■ **EXERCISE TASK**
Compile every line that includes the word "text".

# start of DATA SHOWN

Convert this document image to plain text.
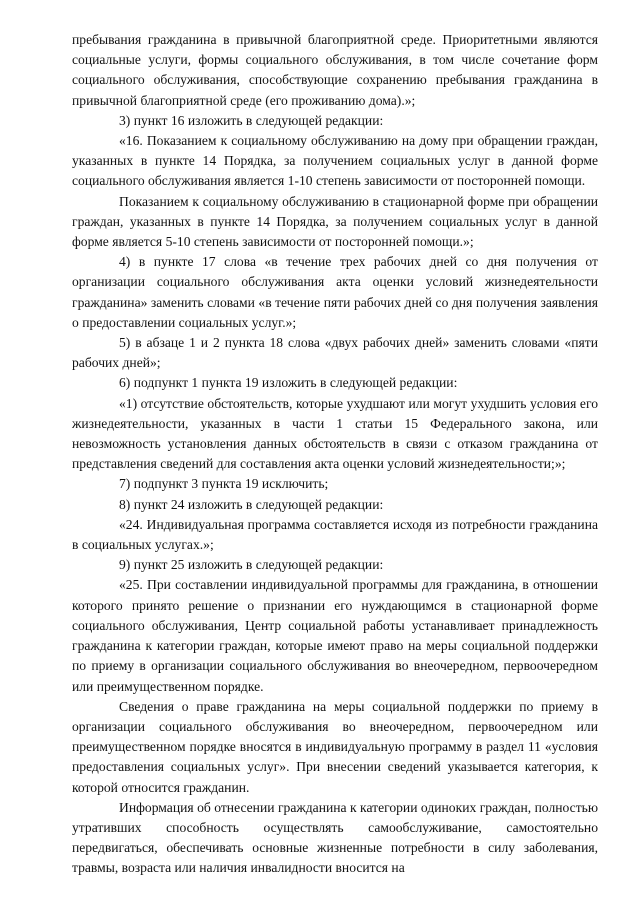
пребывания гражданина в привычной благоприятной среде. Приоритетными являются социальные услуги, формы социального обслуживания, в том числе сочетание форм социального обслуживания, способствующие сохранению пребывания гражданина в привычной благоприятной среде (его проживанию дома).»;

3) пункт 16 изложить в следующей редакции:

«16. Показанием к социальному обслуживанию на дому при обращении граждан, указанных в пункте 14 Порядка, за получением социальных услуг в данной форме социального обслуживания является 1-10 степень зависимости от посторонней помощи.

Показанием к социальному обслуживанию в стационарной форме при обращении граждан, указанных в пункте 14 Порядка, за получением социальных услуг в данной форме является 5-10 степень зависимости от посторонней помощи.»;

4) в пункте 17 слова «в течение трех рабочих дней со дня получения от организации социального обслуживания акта оценки условий жизнедеятельности гражданина» заменить словами «в течение пяти рабочих дней со дня получения заявления о предоставлении социальных услуг.»;

5) в абзаце 1 и 2 пункта 18 слова «двух рабочих дней» заменить словами «пяти рабочих дней»;

6) подпункт 1 пункта 19 изложить в следующей редакции:

«1) отсутствие обстоятельств, которые ухудшают или могут ухудшить условия его жизнедеятельности, указанных в части 1 статьи 15 Федерального закона, или невозможность установления данных обстоятельств в связи с отказом гражданина от представления сведений для составления акта оценки условий жизнедеятельности;»;

7) подпункт 3 пункта 19 исключить;

8) пункт 24 изложить в следующей редакции:

«24. Индивидуальная программа составляется исходя из потребности гражданина в социальных услугах.»;

9) пункт 25 изложить в следующей редакции:

«25. При составлении индивидуальной программы для гражданина, в отношении которого принято решение о признании его нуждающимся в стационарной форме социального обслуживания, Центр социальной работы устанавливает принадлежность гражданина к категории граждан, которые имеют право на меры социальной поддержки по приему в организации социального обслуживания во внеочередном, первоочередном или преимущественном порядке.

Сведения о праве гражданина на меры социальной поддержки по приему в организации социального обслуживания во внеочередном, первоочередном или преимущественном порядке вносятся в индивидуальную программу в раздел 11 «условия предоставления социальных услуг». При внесении сведений указывается категория, к которой относится гражданин.

Информация об отнесении гражданина к категории одиноких граждан, полностью утративших способность осуществлять самообслуживание, самостоятельно передвигаться, обеспечивать основные жизненные потребности в силу заболевания, травмы, возраста или наличия инвалидности вносится на
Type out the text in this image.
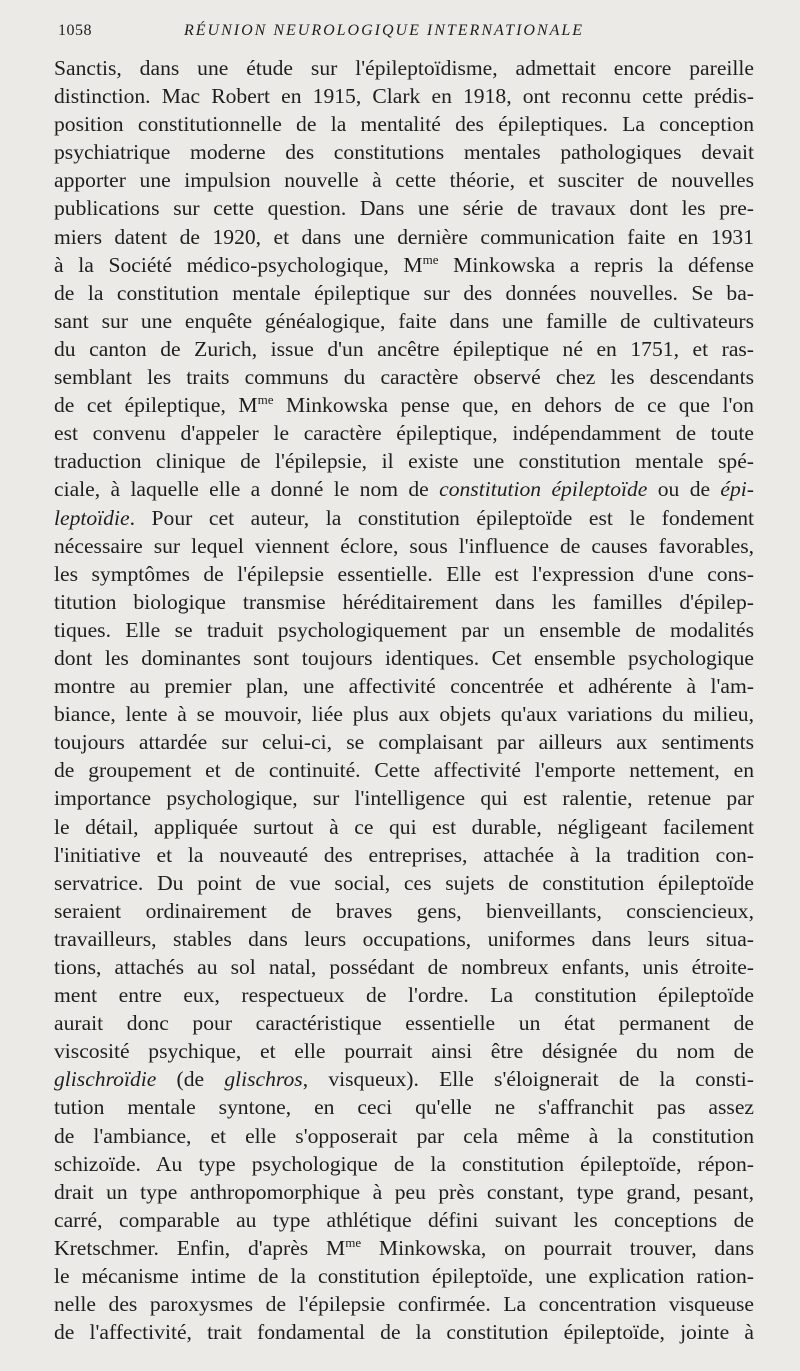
1058	RÉUNION NEUROLOGIQUE INTERNATIONALE
Sanctis, dans une étude sur l'épileptoïdisme, admettait encore pareille
distinction. Mac Robert en 1915, Clark en 1918, ont reconnu cette prédis-
position constitutionnelle de la mentalité des épileptiques. La conception
psychiatrique moderne des constitutions mentales pathologiques devait
apporter une impulsion nouvelle à cette théorie, et susciter de nouvelles
publications sur cette question. Dans une série de travaux dont les pre-
miers datent de 1920, et dans une dernière communication faite en 1931
à la Société médico-psychologique, $M^{me}$ Minkowska a repris la défense
de la constitution mentale épileptique sur des données nouvelles. Se ba-
sant sur une enquête généalogique, faite dans une famille de cultivateurs
du canton de Zurich, issue d'un ancêtre épileptique né en 1751, et ras-
semblant les traits communs du caractère observé chez les descendants
de cet épileptique, $M^{me}$ Minkowska pense que, en dehors de ce que l'on
est convenu d'appeler le caractère épileptique, indépendamment de toute
traduction clinique de l'épilepsie, il existe une constitution mentale spé-
ciale, à laquelle elle a donné le nom de constitution épileptoïde ou de épi-
leptoïdie. Pour cet auteur, la constitution épileptoïde est le fondement
nécessaire sur lequel viennent éclore, sous l'influence de causes favorables,
les symptômes de l'épilepsie essentielle. Elle est l'expression d'une cons-
titution biologique transmise héréditairement dans les familles d'épilep-
tiques. Elle se traduit psychologiquement par un ensemble de modalités
dont les dominantes sont toujours identiques. Cet ensemble psychologique
montre au premier plan, une affectivité concentrée et adhérente à l'am-
biance, lente à se mouvoir, liée plus aux objets qu'aux variations du milieu,
toujours attardée sur celui-ci, se complaisant par ailleurs aux sentiments
de groupement et de continuité. Cette affectivité l'emporte nettement, en
importance psychologique, sur l'intelligence qui est ralentie, retenue par
le détail, appliquée surtout à ce qui est durable, négligeant facilement
l'initiative et la nouveauté des entreprises, attachée à la tradition con-
servatrice. Du point de vue social, ces sujets de constitution épileptoïde
seraient ordinairement de braves gens, bienveillants, consciencieux,
travailleurs, stables dans leurs occupations, uniformes dans leurs situa-
tions, attachés au sol natal, possédant de nombreux enfants, unis étroite-
ment entre eux, respectueux de l'ordre. La constitution épileptoïde
aurait donc pour caractéristique essentielle un état permanent de
viscosité psychique, et elle pourrait ainsi être désignée du nom de
glischroïdie (de glischros, visqueux). Elle s'éloignerait de la consti-
tution mentale syntone, en ceci qu'elle ne s'affranchit pas assez
de l'ambiance, et elle s'opposerait par cela même à la constitution
schizoïde. Au type psychologique de la constitution épileptoïde, répon-
drait un type anthropomorphique à peu près constant, type grand, pesant,
carré, comparable au type athlétique défini suivant les conceptions de
Kretschmer. Enfin, d'après $M^{me}$ Minkowska, on pourrait trouver, dans
le mécanisme intime de la constitution épileptoïde, une explication ration-
nelle des paroxysmes de l'épilepsie confirmée. La concentration visqueuse
de l'affectivité, trait fondamental de la constitution épileptoïde, jointe à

# end of DATA SHOWN

■ **RESPONSE TO THE EXERCISE**
Convert this document image to plain text.
Type out the text in this image.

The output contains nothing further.